§ EXERCISE DIRECTIONS
Determine the number of lines holding the word "this"; answer with that number only.

Entries from a dataset
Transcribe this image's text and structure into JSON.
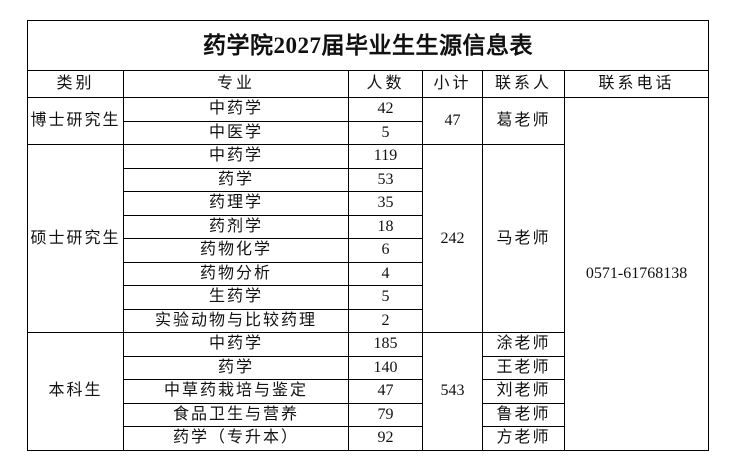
{
  "title": "药学院2027届毕业生生源信息表",
  "headers": {
    "category": "类别",
    "major": "专业",
    "count": "人数",
    "subtotal": "小计",
    "contact": "联系人",
    "phone": "联系电话"
  },
  "phone": "0571-61768138",
  "groups": {
    "doctor": {
      "category": "博士研究生",
      "subtotal": "47",
      "contact": "葛老师",
      "rows": [
        {
          "major": "中药学",
          "count": "42"
        },
        {
          "major": "中医学",
          "count": "5"
        }
      ]
    },
    "master": {
      "category": "硕士研究生",
      "subtotal": "242",
      "contact": "马老师",
      "rows": [
        {
          "major": "中药学",
          "count": "119"
        },
        {
          "major": "药学",
          "count": "53"
        },
        {
          "major": "药理学",
          "count": "35"
        },
        {
          "major": "药剂学",
          "count": "18"
        },
        {
          "major": "药物化学",
          "count": "6"
        },
        {
          "major": "药物分析",
          "count": "4"
        },
        {
          "major": "生药学",
          "count": "5"
        },
        {
          "major": "实验动物与比较药理",
          "count": "2"
        }
      ]
    },
    "undergrad": {
      "category": "本科生",
      "subtotal": "543",
      "rows": [
        {
          "major": "中药学",
          "count": "185",
          "contact": "涂老师"
        },
        {
          "major": "药学",
          "count": "140",
          "contact": "王老师"
        },
        {
          "major": "中草药栽培与鉴定",
          "count": "47",
          "contact": "刘老师"
        },
        {
          "major": "食品卫生与营养",
          "count": "79",
          "contact": "鲁老师"
        },
        {
          "major": "药学（专升本）",
          "count": "92",
          "contact": "方老师"
        }
      ]
    }
  }
}
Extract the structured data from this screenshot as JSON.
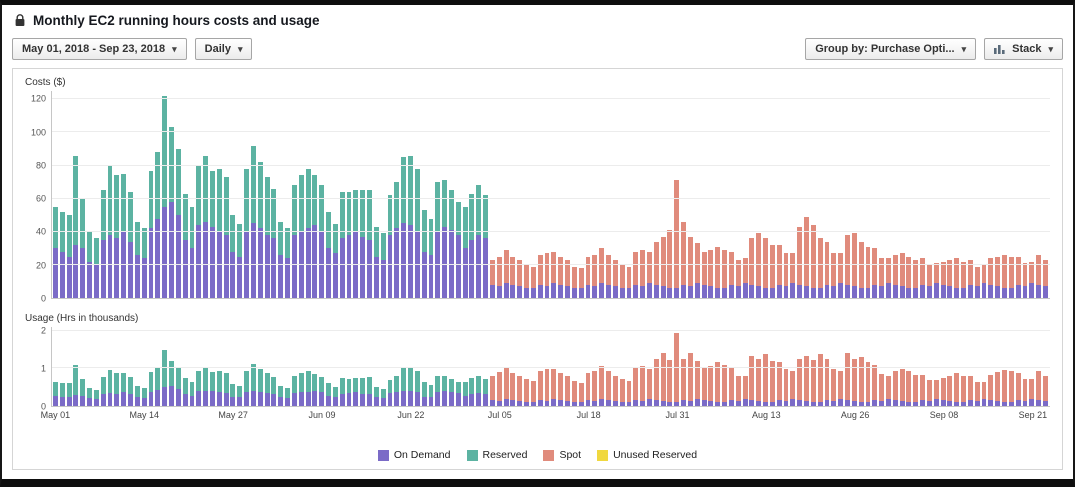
{
  "header": {
    "title": "Monthly EC2 running hours costs and usage"
  },
  "toolbar": {
    "date_range": "May 01, 2018 - Sep 23, 2018",
    "granularity": "Daily",
    "group_by": "Group by: Purchase Opti...",
    "stack": "Stack"
  },
  "legend": [
    {
      "label": "On Demand",
      "color": "#7b6bc7"
    },
    {
      "label": "Reserved",
      "color": "#5cb3a2"
    },
    {
      "label": "Spot",
      "color": "#e08b7c"
    },
    {
      "label": "Unused Reserved",
      "color": "#f0d83f"
    }
  ],
  "chart_data": [
    {
      "type": "bar",
      "stacked": true,
      "title": "Costs ($)",
      "n_bars": 146,
      "ymax": 125,
      "y_ticks": [
        0,
        20,
        40,
        60,
        80,
        100,
        120
      ],
      "series": [
        {
          "name": "On Demand",
          "color": "#7b6bc7",
          "values": [
            30,
            28,
            25,
            32,
            30,
            22,
            20,
            35,
            38,
            36,
            40,
            34,
            26,
            24,
            42,
            48,
            55,
            58,
            50,
            35,
            30,
            44,
            46,
            43,
            40,
            38,
            28,
            25,
            40,
            45,
            42,
            38,
            36,
            26,
            24,
            38,
            40,
            42,
            44,
            40,
            30,
            27,
            36,
            38,
            40,
            37,
            35,
            25,
            23,
            38,
            42,
            45,
            44,
            40,
            28,
            26,
            40,
            43,
            41,
            38,
            30,
            35,
            38,
            36,
            8,
            7,
            9,
            8,
            7,
            6,
            6,
            8,
            7,
            9,
            8,
            7,
            6,
            6,
            8,
            7,
            9,
            8,
            7,
            6,
            6,
            8,
            7,
            9,
            8,
            7,
            6,
            6,
            8,
            7,
            9,
            8,
            7,
            6,
            6,
            8,
            7,
            9,
            8,
            7,
            6,
            6,
            8,
            7,
            9,
            8,
            7,
            6,
            6,
            8,
            7,
            9,
            8,
            7,
            6,
            6,
            8,
            7,
            9,
            8,
            7,
            6,
            6,
            8,
            7,
            9,
            8,
            7,
            6,
            6,
            8,
            7,
            9,
            8,
            7,
            6,
            6,
            8,
            7,
            9,
            8,
            7
          ]
        },
        {
          "name": "Reserved",
          "color": "#5cb3a2",
          "values": [
            25,
            24,
            25,
            54,
            30,
            18,
            16,
            30,
            42,
            38,
            35,
            30,
            20,
            18,
            35,
            40,
            67,
            45,
            40,
            28,
            25,
            36,
            40,
            34,
            38,
            35,
            22,
            20,
            38,
            47,
            40,
            35,
            30,
            20,
            18,
            30,
            34,
            36,
            30,
            28,
            22,
            18,
            28,
            26,
            25,
            28,
            30,
            18,
            16,
            24,
            28,
            40,
            42,
            38,
            25,
            22,
            30,
            28,
            24,
            20,
            25,
            28,
            30,
            26
          ]
        },
        {
          "name": "Spot",
          "color": "#e08b7c",
          "start": 64,
          "values": [
            15,
            18,
            20,
            17,
            16,
            14,
            13,
            18,
            20,
            19,
            17,
            16,
            13,
            12,
            17,
            19,
            21,
            18,
            16,
            14,
            13,
            20,
            22,
            19,
            26,
            30,
            35,
            65,
            38,
            30,
            24,
            20,
            22,
            25,
            23,
            20,
            16,
            15,
            28,
            32,
            30,
            26,
            24,
            20,
            18,
            35,
            42,
            38,
            30,
            26,
            20,
            18,
            30,
            32,
            28,
            25,
            22,
            17,
            15,
            18,
            20,
            19,
            17,
            16,
            13,
            12,
            14,
            16,
            18,
            16,
            15,
            12,
            11,
            16,
            18,
            20,
            19,
            17,
            14,
            13,
            18,
            16
          ]
        },
        {
          "name": "Unused Reserved",
          "color": "#f0d83f",
          "values": []
        }
      ]
    },
    {
      "type": "bar",
      "stacked": true,
      "title": "Usage (Hrs in thousands)",
      "n_bars": 146,
      "ymax": 2.1,
      "y_ticks": [
        0,
        1,
        2
      ],
      "x_ticks": [
        "May 01",
        "May 14",
        "May 27",
        "Jun 09",
        "Jun 22",
        "Jul 05",
        "Jul 18",
        "Jul 31",
        "Aug 13",
        "Aug 26",
        "Sep 08",
        "Sep 21"
      ],
      "x_tick_positions": [
        0,
        13,
        26,
        39,
        52,
        65,
        78,
        91,
        104,
        117,
        130,
        143
      ],
      "series": [
        {
          "name": "On Demand",
          "color": "#7b6bc7",
          "values": [
            0.27,
            0.25,
            0.23,
            0.29,
            0.27,
            0.2,
            0.18,
            0.32,
            0.34,
            0.32,
            0.36,
            0.31,
            0.23,
            0.22,
            0.38,
            0.43,
            0.5,
            0.52,
            0.45,
            0.32,
            0.27,
            0.4,
            0.41,
            0.39,
            0.36,
            0.34,
            0.25,
            0.23,
            0.36,
            0.41,
            0.38,
            0.34,
            0.32,
            0.23,
            0.22,
            0.34,
            0.36,
            0.38,
            0.4,
            0.36,
            0.27,
            0.24,
            0.32,
            0.34,
            0.36,
            0.33,
            0.32,
            0.23,
            0.21,
            0.34,
            0.38,
            0.41,
            0.4,
            0.36,
            0.25,
            0.23,
            0.36,
            0.39,
            0.37,
            0.34,
            0.27,
            0.32,
            0.34,
            0.32,
            0.16,
            0.14,
            0.18,
            0.16,
            0.14,
            0.12,
            0.12,
            0.16,
            0.14,
            0.18,
            0.16,
            0.14,
            0.12,
            0.12,
            0.16,
            0.14,
            0.18,
            0.16,
            0.14,
            0.12,
            0.12,
            0.16,
            0.14,
            0.18,
            0.16,
            0.14,
            0.12,
            0.12,
            0.16,
            0.14,
            0.18,
            0.16,
            0.14,
            0.12,
            0.12,
            0.16,
            0.14,
            0.18,
            0.16,
            0.14,
            0.12,
            0.12,
            0.16,
            0.14,
            0.18,
            0.16,
            0.14,
            0.12,
            0.12,
            0.16,
            0.14,
            0.18,
            0.16,
            0.14,
            0.12,
            0.12,
            0.16,
            0.14,
            0.18,
            0.16,
            0.14,
            0.12,
            0.12,
            0.16,
            0.14,
            0.18,
            0.16,
            0.14,
            0.12,
            0.12,
            0.16,
            0.14,
            0.18,
            0.16,
            0.14,
            0.12,
            0.12,
            0.16,
            0.14,
            0.18,
            0.16,
            0.14
          ]
        },
        {
          "name": "Reserved",
          "color": "#5cb3a2",
          "values": [
            0.38,
            0.36,
            0.38,
            0.81,
            0.45,
            0.27,
            0.24,
            0.45,
            0.63,
            0.57,
            0.53,
            0.45,
            0.3,
            0.27,
            0.53,
            0.6,
            1.0,
            0.68,
            0.6,
            0.42,
            0.38,
            0.54,
            0.6,
            0.51,
            0.57,
            0.53,
            0.33,
            0.3,
            0.57,
            0.71,
            0.6,
            0.53,
            0.45,
            0.3,
            0.27,
            0.45,
            0.51,
            0.54,
            0.45,
            0.42,
            0.33,
            0.27,
            0.42,
            0.39,
            0.38,
            0.42,
            0.45,
            0.27,
            0.24,
            0.36,
            0.42,
            0.6,
            0.63,
            0.57,
            0.38,
            0.33,
            0.45,
            0.42,
            0.36,
            0.3,
            0.38,
            0.42,
            0.45,
            0.39
          ]
        },
        {
          "name": "Spot",
          "color": "#e08b7c",
          "start": 64,
          "values": [
            0.63,
            0.76,
            0.84,
            0.71,
            0.67,
            0.59,
            0.55,
            0.76,
            0.84,
            0.8,
            0.71,
            0.67,
            0.55,
            0.5,
            0.71,
            0.8,
            0.88,
            0.76,
            0.67,
            0.59,
            0.55,
            0.84,
            0.92,
            0.8,
            1.09,
            1.26,
            1.1,
            1.82,
            1.1,
            1.26,
            1.01,
            0.84,
            0.92,
            1.05,
            0.97,
            0.84,
            0.67,
            0.63,
            1.18,
            1.1,
            1.26,
            1.09,
            1.01,
            0.84,
            0.76,
            1.1,
            1.18,
            1.1,
            1.26,
            1.09,
            0.84,
            0.76,
            1.26,
            1.1,
            1.18,
            1.05,
            0.92,
            0.71,
            0.63,
            0.76,
            0.84,
            0.8,
            0.71,
            0.67,
            0.55,
            0.5,
            0.59,
            0.67,
            0.76,
            0.67,
            0.63,
            0.5,
            0.46,
            0.67,
            0.76,
            0.84,
            0.8,
            0.71,
            0.59,
            0.55,
            0.76,
            0.67
          ]
        },
        {
          "name": "Unused Reserved",
          "color": "#f0d83f",
          "values": []
        }
      ]
    }
  ]
}
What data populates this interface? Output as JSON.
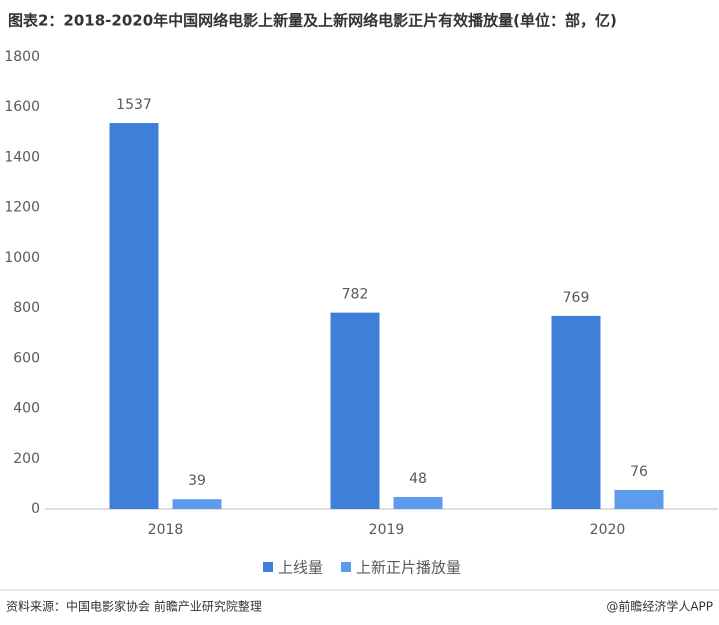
{
  "chart_data": {
    "type": "bar",
    "title": "图表2：2018-2020年中国网络电影上新量及上新网络电影正片有效播放量(单位：部，亿)",
    "categories": [
      "2018",
      "2019",
      "2020"
    ],
    "series": [
      {
        "name": "上线量",
        "color": "#3d7fd9",
        "values": [
          1537,
          782,
          769
        ]
      },
      {
        "name": "上新正片播放量",
        "color": "#5d9cec",
        "values": [
          39,
          48,
          76
        ]
      }
    ],
    "ylim": [
      0,
      1800
    ],
    "yticks": [
      0,
      200,
      400,
      600,
      800,
      1000,
      1200,
      1400,
      1600,
      1800
    ],
    "grid": false,
    "legend": "bottom"
  },
  "footer": {
    "source": "资料来源：中国电影家协会 前瞻产业研究院整理",
    "credit": "@前瞻经济学人APP"
  }
}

§ EXPECTED OUTPUT
3